**What you will do:** Some lines in the records below may hold the word "белки"; give the number of those lines and nothing else.

-- start of Supplied records --

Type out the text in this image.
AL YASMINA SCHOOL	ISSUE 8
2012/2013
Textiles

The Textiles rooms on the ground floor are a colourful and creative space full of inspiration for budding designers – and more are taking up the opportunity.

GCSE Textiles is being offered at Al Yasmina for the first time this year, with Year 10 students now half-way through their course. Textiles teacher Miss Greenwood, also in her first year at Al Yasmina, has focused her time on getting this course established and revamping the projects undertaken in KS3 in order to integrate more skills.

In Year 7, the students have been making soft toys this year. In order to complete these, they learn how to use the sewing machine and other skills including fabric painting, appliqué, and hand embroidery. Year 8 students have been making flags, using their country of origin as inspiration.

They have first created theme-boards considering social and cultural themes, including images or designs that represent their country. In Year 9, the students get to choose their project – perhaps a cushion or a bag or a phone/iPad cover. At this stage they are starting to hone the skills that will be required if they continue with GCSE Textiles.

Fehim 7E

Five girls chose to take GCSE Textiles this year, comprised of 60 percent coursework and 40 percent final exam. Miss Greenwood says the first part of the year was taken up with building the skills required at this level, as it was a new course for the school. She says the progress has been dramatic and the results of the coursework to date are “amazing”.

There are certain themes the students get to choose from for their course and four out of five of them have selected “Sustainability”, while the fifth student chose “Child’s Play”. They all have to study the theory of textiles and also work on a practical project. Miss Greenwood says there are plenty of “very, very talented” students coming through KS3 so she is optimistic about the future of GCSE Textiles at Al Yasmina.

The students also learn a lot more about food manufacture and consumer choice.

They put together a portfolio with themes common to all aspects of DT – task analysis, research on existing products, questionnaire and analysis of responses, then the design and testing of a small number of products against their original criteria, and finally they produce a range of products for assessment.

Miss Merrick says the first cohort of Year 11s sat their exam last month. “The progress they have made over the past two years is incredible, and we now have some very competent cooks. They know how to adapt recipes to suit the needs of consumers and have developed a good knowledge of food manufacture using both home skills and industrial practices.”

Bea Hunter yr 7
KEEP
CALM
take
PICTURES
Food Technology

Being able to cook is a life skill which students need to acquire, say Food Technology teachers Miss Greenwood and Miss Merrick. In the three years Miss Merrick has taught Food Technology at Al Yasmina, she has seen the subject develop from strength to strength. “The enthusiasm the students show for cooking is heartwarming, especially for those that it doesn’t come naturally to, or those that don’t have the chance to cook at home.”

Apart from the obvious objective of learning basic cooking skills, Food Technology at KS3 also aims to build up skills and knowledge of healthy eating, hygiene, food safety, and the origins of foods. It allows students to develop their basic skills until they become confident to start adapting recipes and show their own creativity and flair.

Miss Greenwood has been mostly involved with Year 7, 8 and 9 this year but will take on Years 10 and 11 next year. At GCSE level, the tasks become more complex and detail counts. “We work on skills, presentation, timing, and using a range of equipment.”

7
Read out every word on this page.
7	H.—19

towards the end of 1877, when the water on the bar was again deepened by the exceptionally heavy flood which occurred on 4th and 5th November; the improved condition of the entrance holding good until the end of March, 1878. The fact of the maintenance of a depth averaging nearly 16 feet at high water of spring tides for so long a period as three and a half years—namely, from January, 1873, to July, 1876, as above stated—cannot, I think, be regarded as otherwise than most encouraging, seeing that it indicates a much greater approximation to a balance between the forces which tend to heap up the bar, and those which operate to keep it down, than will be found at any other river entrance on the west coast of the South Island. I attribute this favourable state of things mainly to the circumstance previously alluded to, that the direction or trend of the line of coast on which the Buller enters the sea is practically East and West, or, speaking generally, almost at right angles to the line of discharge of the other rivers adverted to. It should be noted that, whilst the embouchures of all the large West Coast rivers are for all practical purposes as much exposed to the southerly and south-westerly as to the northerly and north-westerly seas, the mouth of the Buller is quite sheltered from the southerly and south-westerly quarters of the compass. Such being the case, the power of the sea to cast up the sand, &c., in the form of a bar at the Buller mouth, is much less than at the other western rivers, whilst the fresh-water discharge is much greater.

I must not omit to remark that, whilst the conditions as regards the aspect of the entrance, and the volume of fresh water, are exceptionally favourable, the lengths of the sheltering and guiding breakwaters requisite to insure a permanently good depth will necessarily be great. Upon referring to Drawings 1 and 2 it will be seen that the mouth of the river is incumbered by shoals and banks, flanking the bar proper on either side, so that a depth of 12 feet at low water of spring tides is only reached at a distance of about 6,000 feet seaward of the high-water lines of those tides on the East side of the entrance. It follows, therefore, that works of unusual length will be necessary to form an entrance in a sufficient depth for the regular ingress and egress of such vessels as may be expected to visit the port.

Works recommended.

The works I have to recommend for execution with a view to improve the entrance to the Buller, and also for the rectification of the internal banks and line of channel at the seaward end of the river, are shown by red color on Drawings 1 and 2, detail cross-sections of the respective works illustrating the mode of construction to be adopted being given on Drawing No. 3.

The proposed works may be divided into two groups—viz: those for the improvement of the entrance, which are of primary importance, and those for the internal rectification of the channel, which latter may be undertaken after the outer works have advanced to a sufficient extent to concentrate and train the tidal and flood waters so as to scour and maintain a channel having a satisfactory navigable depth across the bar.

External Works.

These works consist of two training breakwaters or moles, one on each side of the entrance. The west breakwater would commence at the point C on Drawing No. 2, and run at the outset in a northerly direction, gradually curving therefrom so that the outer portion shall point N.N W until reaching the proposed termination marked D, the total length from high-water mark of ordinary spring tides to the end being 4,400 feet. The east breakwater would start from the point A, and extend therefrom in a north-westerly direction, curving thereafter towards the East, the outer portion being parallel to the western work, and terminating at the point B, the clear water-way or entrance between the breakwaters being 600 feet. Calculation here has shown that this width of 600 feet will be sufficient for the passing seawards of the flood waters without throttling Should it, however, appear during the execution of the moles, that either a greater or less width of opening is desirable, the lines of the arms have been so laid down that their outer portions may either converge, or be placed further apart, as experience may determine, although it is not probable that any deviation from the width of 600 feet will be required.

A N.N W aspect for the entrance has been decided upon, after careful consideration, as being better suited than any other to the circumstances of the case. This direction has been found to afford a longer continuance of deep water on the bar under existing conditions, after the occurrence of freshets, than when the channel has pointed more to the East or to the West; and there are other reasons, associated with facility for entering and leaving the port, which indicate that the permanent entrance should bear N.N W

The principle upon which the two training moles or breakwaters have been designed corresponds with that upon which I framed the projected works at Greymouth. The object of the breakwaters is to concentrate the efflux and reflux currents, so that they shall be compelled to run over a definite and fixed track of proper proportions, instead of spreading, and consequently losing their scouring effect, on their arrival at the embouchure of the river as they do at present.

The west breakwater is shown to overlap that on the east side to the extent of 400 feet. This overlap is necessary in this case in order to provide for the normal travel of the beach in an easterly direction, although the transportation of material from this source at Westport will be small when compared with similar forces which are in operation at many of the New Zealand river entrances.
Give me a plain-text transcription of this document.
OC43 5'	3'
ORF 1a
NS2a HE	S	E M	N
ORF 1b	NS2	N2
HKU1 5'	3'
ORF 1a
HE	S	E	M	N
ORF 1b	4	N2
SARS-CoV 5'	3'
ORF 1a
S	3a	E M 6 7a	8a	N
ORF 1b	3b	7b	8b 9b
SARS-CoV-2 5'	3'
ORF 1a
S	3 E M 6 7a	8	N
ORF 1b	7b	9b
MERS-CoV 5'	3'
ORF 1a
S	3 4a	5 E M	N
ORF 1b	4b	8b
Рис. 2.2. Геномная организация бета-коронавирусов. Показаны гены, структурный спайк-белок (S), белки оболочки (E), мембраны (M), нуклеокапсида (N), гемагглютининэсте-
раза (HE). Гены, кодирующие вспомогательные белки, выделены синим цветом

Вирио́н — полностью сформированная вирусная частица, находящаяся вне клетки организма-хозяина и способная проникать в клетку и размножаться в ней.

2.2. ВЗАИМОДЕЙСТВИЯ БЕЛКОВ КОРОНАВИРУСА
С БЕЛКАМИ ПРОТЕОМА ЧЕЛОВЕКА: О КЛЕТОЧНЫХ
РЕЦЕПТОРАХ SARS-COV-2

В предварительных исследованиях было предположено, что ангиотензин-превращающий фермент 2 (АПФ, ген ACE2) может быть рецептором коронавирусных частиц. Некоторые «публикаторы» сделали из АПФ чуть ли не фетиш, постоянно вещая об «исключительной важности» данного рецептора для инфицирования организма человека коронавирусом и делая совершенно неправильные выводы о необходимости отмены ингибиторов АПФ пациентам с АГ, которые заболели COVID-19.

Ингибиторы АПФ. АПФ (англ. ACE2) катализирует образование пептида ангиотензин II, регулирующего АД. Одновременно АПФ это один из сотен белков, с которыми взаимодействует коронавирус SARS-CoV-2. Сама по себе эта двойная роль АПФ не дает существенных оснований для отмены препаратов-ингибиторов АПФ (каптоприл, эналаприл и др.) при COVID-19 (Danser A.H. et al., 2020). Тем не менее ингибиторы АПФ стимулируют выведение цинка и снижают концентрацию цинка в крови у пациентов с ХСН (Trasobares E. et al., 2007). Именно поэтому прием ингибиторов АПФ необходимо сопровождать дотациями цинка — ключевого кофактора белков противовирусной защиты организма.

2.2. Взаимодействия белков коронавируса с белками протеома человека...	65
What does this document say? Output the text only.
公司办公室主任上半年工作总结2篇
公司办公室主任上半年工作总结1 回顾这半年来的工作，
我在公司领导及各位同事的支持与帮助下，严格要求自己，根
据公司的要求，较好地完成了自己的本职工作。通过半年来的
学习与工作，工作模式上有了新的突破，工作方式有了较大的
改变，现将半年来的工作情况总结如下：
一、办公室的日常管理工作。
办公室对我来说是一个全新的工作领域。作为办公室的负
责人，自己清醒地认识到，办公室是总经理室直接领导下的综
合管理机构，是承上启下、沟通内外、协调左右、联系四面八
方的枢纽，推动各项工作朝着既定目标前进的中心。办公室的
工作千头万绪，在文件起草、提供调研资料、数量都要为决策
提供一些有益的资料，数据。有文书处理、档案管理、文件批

-- end of Supplied records --

**Exercise answer:** 2